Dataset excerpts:

━━━━━━━━

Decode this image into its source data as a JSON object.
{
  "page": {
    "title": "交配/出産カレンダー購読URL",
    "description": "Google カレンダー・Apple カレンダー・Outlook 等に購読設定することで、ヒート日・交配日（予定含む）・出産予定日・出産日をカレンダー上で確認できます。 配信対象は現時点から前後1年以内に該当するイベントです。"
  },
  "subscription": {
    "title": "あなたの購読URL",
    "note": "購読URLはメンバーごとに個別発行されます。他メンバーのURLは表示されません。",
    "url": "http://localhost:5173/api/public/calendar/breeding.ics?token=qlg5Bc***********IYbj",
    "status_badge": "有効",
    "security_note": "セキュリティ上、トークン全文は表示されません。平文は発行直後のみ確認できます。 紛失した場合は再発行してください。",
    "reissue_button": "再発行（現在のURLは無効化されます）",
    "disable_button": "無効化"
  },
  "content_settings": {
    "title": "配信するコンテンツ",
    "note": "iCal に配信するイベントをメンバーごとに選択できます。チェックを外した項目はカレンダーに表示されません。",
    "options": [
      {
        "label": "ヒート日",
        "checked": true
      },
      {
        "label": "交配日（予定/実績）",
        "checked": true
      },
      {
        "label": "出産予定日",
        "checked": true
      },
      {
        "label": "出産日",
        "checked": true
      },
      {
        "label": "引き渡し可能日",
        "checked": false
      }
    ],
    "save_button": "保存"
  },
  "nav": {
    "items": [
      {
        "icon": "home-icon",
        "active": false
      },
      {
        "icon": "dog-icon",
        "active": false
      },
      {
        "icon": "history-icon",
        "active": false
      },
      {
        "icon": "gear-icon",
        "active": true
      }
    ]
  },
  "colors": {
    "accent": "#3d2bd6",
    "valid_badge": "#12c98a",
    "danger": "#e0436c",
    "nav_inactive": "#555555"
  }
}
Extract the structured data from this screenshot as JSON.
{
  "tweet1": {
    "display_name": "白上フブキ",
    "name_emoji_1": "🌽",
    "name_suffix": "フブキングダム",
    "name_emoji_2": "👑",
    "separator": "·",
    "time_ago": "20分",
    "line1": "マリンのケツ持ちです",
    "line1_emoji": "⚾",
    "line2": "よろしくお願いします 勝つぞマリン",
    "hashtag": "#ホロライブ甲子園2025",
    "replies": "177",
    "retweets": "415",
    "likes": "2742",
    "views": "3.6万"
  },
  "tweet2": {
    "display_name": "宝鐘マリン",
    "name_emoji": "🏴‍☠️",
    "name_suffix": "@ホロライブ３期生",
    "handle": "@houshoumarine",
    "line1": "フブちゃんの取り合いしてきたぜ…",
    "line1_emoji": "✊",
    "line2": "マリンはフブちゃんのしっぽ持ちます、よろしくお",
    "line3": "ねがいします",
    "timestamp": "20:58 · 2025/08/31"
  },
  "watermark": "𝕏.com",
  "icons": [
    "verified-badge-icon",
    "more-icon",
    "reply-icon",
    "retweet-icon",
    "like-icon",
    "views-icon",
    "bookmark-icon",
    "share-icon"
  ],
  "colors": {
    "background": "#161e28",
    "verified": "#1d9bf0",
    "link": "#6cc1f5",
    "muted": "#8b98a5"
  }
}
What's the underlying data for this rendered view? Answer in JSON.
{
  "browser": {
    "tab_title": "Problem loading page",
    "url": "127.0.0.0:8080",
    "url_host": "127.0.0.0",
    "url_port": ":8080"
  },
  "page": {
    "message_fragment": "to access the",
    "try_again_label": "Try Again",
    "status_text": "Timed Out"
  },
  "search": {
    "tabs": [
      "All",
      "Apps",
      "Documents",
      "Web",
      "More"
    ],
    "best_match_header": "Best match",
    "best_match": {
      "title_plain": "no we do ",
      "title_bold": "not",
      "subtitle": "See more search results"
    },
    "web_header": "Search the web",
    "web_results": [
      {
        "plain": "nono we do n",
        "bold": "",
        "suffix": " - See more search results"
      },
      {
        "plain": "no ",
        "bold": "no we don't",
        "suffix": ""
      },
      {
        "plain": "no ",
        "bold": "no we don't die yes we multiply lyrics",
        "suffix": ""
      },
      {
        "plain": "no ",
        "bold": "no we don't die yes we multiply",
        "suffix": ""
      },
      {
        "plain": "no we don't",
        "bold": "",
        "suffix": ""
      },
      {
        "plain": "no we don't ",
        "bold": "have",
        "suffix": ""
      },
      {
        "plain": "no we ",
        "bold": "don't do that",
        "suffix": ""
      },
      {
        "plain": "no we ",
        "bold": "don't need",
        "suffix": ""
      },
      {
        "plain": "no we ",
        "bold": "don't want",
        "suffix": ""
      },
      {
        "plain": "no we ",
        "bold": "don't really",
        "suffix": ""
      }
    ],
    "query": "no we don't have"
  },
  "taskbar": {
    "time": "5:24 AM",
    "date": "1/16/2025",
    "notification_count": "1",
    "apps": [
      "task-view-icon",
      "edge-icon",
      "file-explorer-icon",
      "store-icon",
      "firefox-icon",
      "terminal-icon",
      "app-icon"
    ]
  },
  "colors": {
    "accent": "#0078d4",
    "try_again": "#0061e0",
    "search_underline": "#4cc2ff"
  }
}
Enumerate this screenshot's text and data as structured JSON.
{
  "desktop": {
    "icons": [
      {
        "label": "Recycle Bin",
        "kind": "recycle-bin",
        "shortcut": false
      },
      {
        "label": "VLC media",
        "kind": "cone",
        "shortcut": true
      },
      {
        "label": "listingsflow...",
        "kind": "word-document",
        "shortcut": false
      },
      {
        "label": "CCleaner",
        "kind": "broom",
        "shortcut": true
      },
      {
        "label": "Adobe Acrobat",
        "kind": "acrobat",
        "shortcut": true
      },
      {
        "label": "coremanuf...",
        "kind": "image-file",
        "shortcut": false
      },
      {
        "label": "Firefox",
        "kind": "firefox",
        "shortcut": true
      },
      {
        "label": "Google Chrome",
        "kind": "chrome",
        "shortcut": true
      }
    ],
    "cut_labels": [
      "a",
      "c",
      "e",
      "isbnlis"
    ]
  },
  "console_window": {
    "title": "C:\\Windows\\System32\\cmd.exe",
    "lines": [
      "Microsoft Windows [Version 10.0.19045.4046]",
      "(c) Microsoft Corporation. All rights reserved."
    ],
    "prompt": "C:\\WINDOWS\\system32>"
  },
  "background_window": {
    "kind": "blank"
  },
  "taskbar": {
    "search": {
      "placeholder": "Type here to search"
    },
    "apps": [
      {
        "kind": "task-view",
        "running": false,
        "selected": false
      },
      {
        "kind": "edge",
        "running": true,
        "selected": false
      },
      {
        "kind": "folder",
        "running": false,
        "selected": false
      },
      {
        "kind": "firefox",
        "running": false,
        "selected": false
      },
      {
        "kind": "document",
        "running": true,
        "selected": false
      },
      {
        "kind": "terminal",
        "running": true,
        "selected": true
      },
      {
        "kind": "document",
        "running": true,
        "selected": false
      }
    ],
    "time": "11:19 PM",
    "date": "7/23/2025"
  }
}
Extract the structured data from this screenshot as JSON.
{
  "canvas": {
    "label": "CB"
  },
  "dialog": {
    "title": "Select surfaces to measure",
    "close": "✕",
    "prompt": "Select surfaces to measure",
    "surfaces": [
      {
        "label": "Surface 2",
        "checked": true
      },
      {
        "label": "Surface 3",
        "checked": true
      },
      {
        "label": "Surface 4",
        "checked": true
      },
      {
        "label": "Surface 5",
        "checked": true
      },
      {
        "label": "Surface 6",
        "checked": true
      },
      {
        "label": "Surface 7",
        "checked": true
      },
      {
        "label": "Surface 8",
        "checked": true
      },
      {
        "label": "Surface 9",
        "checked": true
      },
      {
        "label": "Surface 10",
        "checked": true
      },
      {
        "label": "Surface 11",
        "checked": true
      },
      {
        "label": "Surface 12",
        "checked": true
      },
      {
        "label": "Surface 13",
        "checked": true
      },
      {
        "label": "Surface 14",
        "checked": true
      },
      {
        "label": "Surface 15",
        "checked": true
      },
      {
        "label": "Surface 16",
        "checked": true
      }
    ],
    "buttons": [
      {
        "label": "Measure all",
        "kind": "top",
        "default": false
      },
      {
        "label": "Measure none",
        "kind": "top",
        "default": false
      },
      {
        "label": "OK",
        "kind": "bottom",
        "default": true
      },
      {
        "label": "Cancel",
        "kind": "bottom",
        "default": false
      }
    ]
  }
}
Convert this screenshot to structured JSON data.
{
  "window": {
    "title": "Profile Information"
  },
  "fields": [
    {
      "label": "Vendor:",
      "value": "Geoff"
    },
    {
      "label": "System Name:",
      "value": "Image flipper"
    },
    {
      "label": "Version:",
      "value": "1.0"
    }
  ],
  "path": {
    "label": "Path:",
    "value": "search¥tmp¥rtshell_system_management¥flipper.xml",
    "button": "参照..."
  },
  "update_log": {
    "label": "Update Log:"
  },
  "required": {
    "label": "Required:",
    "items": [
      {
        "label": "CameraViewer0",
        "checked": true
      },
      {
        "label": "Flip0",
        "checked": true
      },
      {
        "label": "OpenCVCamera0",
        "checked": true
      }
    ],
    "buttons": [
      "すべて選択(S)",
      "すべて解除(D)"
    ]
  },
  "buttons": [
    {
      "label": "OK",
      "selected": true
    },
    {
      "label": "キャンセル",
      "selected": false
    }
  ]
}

━━━━━━━━

What is needed –
Give the number of lines in the listing above that hold the string "verified", with nothing else.

Response to this exercise –
2